EXERCISE: Could you print all the entries exactly?

(Source records)

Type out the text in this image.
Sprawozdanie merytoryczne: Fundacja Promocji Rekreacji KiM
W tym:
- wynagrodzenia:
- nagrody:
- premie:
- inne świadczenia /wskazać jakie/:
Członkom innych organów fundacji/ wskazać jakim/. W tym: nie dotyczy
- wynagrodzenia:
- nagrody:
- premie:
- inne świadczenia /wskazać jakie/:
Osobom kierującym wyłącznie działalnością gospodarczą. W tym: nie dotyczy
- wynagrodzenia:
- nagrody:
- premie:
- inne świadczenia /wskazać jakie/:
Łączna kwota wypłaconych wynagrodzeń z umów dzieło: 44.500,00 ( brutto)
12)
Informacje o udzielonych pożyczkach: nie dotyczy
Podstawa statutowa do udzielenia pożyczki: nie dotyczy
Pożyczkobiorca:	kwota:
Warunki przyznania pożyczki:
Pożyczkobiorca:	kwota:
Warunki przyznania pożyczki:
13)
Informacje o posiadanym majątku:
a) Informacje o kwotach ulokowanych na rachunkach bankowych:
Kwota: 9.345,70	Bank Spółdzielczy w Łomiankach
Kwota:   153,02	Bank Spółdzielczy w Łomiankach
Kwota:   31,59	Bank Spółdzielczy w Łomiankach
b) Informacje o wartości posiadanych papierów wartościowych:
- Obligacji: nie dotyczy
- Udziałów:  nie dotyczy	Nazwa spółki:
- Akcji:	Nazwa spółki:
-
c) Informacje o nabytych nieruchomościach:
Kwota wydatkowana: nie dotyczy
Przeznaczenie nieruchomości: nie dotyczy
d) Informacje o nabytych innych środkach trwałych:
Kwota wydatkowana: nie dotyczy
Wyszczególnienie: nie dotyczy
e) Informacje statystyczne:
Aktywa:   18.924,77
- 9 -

TASK RESPONSE:
Type out the text in this image.
Sprawozdanie merytoryczne: Fundacja Promocji Rekreacji KiM
W tym:
- wynagrodzenia:
- nagrody:
- premie:
- inne świadczenia /wskazać jakie/:
Członkom innych organów fundacji/ wskazać jakim/. W tym: nie dotyczy
- wynagrodzenia:
- nagrody:
- premie:
- inne świadczenia /wskazać jakie/:
Osobom kierującym wyłącznie działalnością gospodarczą. W tym: nie dotyczy
- wynagrodzenia:
- nagrody:
- premie:
- inne świadczenia /wskazać jakie/:
Łączna kwota wypłaconych wynagrodzeń z umów dzieło: 44.500,00 ( brutto)
12)
Informacje o udzielonych pożyczkach: nie dotyczy
Podstawa statutowa do udzielenia pożyczki: nie dotyczy
Pożyczkobiorca:	kwota:
Warunki przyznania pożyczki:
Pożyczkobiorca:	kwota:
Warunki przyznania pożyczki:
13)
Informacje o posiadanym majątku:
a) Informacje o kwotach ulokowanych na rachunkach bankowych:
Kwota: 9.345,70	Bank Spółdzielczy w Łomiankach
Kwota:   153,02	Bank Spółdzielczy w Łomiankach
Kwota:   31,59	Bank Spółdzielczy w Łomiankach
b) Informacje o wartości posiadanych papierów wartościowych:
- Obligacji: nie dotyczy
- Udziałów:  nie dotyczy	Nazwa spółki:
- Akcji:	Nazwa spółki:
-
c) Informacje o nabytych nieruchomościach:
Kwota wydatkowana: nie dotyczy
Przeznaczenie nieruchomości: nie dotyczy
d) Informacje o nabytych innych środkach trwałych:
Kwota wydatkowana: nie dotyczy
Wyszczególnienie: nie dotyczy
e) Informacje statystyczne:
Aktywa:   18.924,77
- 9 -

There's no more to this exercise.